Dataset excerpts
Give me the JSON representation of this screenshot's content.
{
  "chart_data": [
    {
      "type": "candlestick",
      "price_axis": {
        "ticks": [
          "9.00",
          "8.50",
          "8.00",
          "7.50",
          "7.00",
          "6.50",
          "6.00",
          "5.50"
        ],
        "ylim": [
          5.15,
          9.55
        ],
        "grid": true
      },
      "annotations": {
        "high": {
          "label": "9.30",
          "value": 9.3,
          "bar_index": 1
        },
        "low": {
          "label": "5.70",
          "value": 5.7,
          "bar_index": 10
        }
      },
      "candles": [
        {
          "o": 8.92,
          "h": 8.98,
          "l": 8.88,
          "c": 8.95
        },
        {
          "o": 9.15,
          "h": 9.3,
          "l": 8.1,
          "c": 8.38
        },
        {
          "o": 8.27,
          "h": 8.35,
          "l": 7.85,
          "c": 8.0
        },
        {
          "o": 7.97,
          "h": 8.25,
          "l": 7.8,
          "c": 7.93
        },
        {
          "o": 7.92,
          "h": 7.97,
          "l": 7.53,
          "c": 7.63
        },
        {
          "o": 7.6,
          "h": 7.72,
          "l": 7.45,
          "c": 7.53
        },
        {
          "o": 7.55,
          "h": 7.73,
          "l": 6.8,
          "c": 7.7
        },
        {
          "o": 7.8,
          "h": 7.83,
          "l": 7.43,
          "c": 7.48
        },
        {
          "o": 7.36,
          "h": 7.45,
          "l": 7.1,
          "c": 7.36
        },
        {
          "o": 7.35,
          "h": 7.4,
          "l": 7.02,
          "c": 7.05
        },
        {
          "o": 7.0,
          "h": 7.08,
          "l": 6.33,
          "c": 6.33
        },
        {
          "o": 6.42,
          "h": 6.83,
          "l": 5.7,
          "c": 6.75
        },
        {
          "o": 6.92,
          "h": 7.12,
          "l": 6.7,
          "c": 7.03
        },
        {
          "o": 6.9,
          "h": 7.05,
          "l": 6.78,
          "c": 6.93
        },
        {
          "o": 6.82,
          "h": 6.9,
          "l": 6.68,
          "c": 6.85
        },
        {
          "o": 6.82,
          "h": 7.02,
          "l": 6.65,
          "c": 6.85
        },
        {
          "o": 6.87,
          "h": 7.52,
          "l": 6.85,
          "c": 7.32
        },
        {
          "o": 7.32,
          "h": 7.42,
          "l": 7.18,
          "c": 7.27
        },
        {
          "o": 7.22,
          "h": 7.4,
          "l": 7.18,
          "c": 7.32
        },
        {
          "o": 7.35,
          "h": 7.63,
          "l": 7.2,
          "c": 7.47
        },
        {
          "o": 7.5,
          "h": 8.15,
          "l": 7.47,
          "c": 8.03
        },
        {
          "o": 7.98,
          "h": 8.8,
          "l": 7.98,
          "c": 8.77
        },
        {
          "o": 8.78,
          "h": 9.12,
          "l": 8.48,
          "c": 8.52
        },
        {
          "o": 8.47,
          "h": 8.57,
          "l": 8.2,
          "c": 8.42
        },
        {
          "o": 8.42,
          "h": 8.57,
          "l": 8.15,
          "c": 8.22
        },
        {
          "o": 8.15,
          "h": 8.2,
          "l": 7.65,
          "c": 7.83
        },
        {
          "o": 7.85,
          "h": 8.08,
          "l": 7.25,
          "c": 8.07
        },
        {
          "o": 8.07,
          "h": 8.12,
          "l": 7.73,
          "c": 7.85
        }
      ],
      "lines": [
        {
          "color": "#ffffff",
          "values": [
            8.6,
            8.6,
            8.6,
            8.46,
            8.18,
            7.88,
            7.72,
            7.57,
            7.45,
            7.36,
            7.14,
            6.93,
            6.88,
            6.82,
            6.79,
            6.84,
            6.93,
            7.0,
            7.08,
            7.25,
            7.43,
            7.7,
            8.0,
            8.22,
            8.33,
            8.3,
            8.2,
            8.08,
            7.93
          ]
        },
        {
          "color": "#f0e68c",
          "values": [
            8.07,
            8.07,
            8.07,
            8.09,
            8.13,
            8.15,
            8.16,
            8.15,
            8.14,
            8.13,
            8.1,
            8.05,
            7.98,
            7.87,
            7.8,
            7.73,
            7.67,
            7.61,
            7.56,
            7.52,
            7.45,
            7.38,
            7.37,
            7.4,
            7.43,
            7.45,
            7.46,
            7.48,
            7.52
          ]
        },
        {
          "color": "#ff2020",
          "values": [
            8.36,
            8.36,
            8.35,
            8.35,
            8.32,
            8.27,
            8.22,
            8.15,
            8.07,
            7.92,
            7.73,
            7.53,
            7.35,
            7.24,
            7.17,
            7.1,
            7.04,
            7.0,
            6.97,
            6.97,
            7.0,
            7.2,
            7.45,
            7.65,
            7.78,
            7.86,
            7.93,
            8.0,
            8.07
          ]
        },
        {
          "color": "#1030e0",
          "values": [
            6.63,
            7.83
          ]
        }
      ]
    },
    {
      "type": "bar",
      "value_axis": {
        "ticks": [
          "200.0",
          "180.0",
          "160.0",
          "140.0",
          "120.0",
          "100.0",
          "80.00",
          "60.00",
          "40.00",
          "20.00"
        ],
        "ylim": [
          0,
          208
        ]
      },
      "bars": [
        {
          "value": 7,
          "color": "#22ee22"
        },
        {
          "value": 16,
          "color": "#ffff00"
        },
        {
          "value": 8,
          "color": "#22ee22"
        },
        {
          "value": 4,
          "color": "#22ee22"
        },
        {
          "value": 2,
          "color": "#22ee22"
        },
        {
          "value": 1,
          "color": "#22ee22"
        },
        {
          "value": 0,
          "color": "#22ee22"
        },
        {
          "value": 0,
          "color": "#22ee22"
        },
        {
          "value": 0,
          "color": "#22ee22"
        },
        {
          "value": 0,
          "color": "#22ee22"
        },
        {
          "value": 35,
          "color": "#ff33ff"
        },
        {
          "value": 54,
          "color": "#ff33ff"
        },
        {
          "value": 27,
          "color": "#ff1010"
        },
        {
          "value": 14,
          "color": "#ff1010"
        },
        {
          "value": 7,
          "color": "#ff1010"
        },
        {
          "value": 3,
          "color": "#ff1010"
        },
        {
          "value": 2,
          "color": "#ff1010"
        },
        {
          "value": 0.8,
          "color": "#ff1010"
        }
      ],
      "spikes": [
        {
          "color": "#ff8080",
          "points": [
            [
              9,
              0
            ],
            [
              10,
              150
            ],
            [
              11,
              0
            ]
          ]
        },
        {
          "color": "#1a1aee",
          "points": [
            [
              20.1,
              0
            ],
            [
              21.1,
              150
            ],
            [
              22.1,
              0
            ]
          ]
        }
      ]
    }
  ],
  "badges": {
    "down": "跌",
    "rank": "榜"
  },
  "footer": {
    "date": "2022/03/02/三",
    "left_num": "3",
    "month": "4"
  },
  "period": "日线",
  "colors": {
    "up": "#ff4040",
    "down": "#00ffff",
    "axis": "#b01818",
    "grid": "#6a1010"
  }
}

* Task details *
Repeat all entries. Match them exactly.

* Correct result *
Give me the JSON representation of this screenshot's content.
{
  "chart_data": [
    {
      "type": "candlestick",
      "price_axis": {
        "ticks": [
          "9.00",
          "8.50",
          "8.00",
          "7.50",
          "7.00",
          "6.50",
          "6.00",
          "5.50"
        ],
        "ylim": [
          5.15,
          9.55
        ],
        "grid": true
      },
      "annotations": {
        "high": {
          "label": "9.30",
          "value": 9.3,
          "bar_index": 1
        },
        "low": {
          "label": "5.70",
          "value": 5.7,
          "bar_index": 10
        }
      },
      "candles": [
        {
          "o": 8.92,
          "h": 8.98,
          "l": 8.88,
          "c": 8.95
        },
        {
          "o": 9.15,
          "h": 9.3,
          "l": 8.1,
          "c": 8.38
        },
        {
          "o": 8.27,
          "h": 8.35,
          "l": 7.85,
          "c": 8.0
        },
        {
          "o": 7.97,
          "h": 8.25,
          "l": 7.8,
          "c": 7.93
        },
        {
          "o": 7.92,
          "h": 7.97,
          "l": 7.53,
          "c": 7.63
        },
        {
          "o": 7.6,
          "h": 7.72,
          "l": 7.45,
          "c": 7.53
        },
        {
          "o": 7.55,
          "h": 7.73,
          "l": 6.8,
          "c": 7.7
        },
        {
          "o": 7.8,
          "h": 7.83,
          "l": 7.43,
          "c": 7.48
        },
        {
          "o": 7.36,
          "h": 7.45,
          "l": 7.1,
          "c": 7.36
        },
        {
          "o": 7.35,
          "h": 7.4,
          "l": 7.02,
          "c": 7.05
        },
        {
          "o": 7.0,
          "h": 7.08,
          "l": 6.33,
          "c": 6.33
        },
        {
          "o": 6.42,
          "h": 6.83,
          "l": 5.7,
          "c": 6.75
        },
        {
          "o": 6.92,
          "h": 7.12,
          "l": 6.7,
          "c": 7.03
        },
        {
          "o": 6.9,
          "h": 7.05,
          "l": 6.78,
          "c": 6.93
        },
        {
          "o": 6.82,
          "h": 6.9,
          "l": 6.68,
          "c": 6.85
        },
        {
          "o": 6.82,
          "h": 7.02,
          "l": 6.65,
          "c": 6.85
        },
        {
          "o": 6.87,
          "h": 7.52,
          "l": 6.85,
          "c": 7.32
        },
        {
          "o": 7.32,
          "h": 7.42,
          "l": 7.18,
          "c": 7.27
        },
        {
          "o": 7.22,
          "h": 7.4,
          "l": 7.18,
          "c": 7.32
        },
        {
          "o": 7.35,
          "h": 7.63,
          "l": 7.2,
          "c": 7.47
        },
        {
          "o": 7.5,
          "h": 8.15,
          "l": 7.47,
          "c": 8.03
        },
        {
          "o": 7.98,
          "h": 8.8,
          "l": 7.98,
          "c": 8.77
        },
        {
          "o": 8.78,
          "h": 9.12,
          "l": 8.48,
          "c": 8.52
        },
        {
          "o": 8.47,
          "h": 8.57,
          "l": 8.2,
          "c": 8.42
        },
        {
          "o": 8.42,
          "h": 8.57,
          "l": 8.15,
          "c": 8.22
        },
        {
          "o": 8.15,
          "h": 8.2,
          "l": 7.65,
          "c": 7.83
        },
        {
          "o": 7.85,
          "h": 8.08,
          "l": 7.25,
          "c": 8.07
        },
        {
          "o": 8.07,
          "h": 8.12,
          "l": 7.73,
          "c": 7.85
        }
      ],
      "lines": [
        {
          "color": "#ffffff",
          "values": [
            8.6,
            8.6,
            8.6,
            8.46,
            8.18,
            7.88,
            7.72,
            7.57,
            7.45,
            7.36,
            7.14,
            6.93,
            6.88,
            6.82,
            6.79,
            6.84,
            6.93,
            7.0,
            7.08,
            7.25,
            7.43,
            7.7,
            8.0,
            8.22,
            8.33,
            8.3,
            8.2,
            8.08,
            7.93
          ]
        },
        {
          "color": "#f0e68c",
          "values": [
            8.07,
            8.07,
            8.07,
            8.09,
            8.13,
            8.15,
            8.16,
            8.15,
            8.14,
            8.13,
            8.1,
            8.05,
            7.98,
            7.87,
            7.8,
            7.73,
            7.67,
            7.61,
            7.56,
            7.52,
            7.45,
            7.38,
            7.37,
            7.4,
            7.43,
            7.45,
            7.46,
            7.48,
            7.52
          ]
        },
        {
          "color": "#ff2020",
          "values": [
            8.36,
            8.36,
            8.35,
            8.35,
            8.32,
            8.27,
            8.22,
            8.15,
            8.07,
            7.92,
            7.73,
            7.53,
            7.35,
            7.24,
            7.17,
            7.1,
            7.04,
            7.0,
            6.97,
            6.97,
            7.0,
            7.2,
            7.45,
            7.65,
            7.78,
            7.86,
            7.93,
            8.0,
            8.07
          ]
        },
        {
          "color": "#1030e0",
          "values": [
            6.63,
            7.83
          ]
        }
      ]
    },
    {
      "type": "bar",
      "value_axis": {
        "ticks": [
          "200.0",
          "180.0",
          "160.0",
          "140.0",
          "120.0",
          "100.0",
          "80.00",
          "60.00",
          "40.00",
          "20.00"
        ],
        "ylim": [
          0,
          208
        ]
      },
      "bars": [
        {
          "value": 7,
          "color": "#22ee22"
        },
        {
          "value": 16,
          "color": "#ffff00"
        },
        {
          "value": 8,
          "color": "#22ee22"
        },
        {
          "value": 4,
          "color": "#22ee22"
        },
        {
          "value": 2,
          "color": "#22ee22"
        },
        {
          "value": 1,
          "color": "#22ee22"
        },
        {
          "value": 0,
          "color": "#22ee22"
        },
        {
          "value": 0,
          "color": "#22ee22"
        },
        {
          "value": 0,
          "color": "#22ee22"
        },
        {
          "value": 0,
          "color": "#22ee22"
        },
        {
          "value": 35,
          "color": "#ff33ff"
        },
        {
          "value": 54,
          "color": "#ff33ff"
        },
        {
          "value": 27,
          "color": "#ff1010"
        },
        {
          "value": 14,
          "color": "#ff1010"
        },
        {
          "value": 7,
          "color": "#ff1010"
        },
        {
          "value": 3,
          "color": "#ff1010"
        },
        {
          "value": 2,
          "color": "#ff1010"
        },
        {
          "value": 0.8,
          "color": "#ff1010"
        }
      ],
      "spikes": [
        {
          "color": "#ff8080",
          "points": [
            [
              9,
              0
            ],
            [
              10,
              150
            ],
            [
              11,
              0
            ]
          ]
        },
        {
          "color": "#1a1aee",
          "points": [
            [
              20.1,
              0
            ],
            [
              21.1,
              150
            ],
            [
              22.1,
              0
            ]
          ]
        }
      ]
    }
  ],
  "badges": {
    "down": "跌",
    "rank": "榜"
  },
  "footer": {
    "date": "2022/03/02/三",
    "left_num": "3",
    "month": "4"
  },
  "period": "日线",
  "colors": {
    "up": "#ff4040",
    "down": "#00ffff",
    "axis": "#b01818",
    "grid": "#6a1010"
  }
}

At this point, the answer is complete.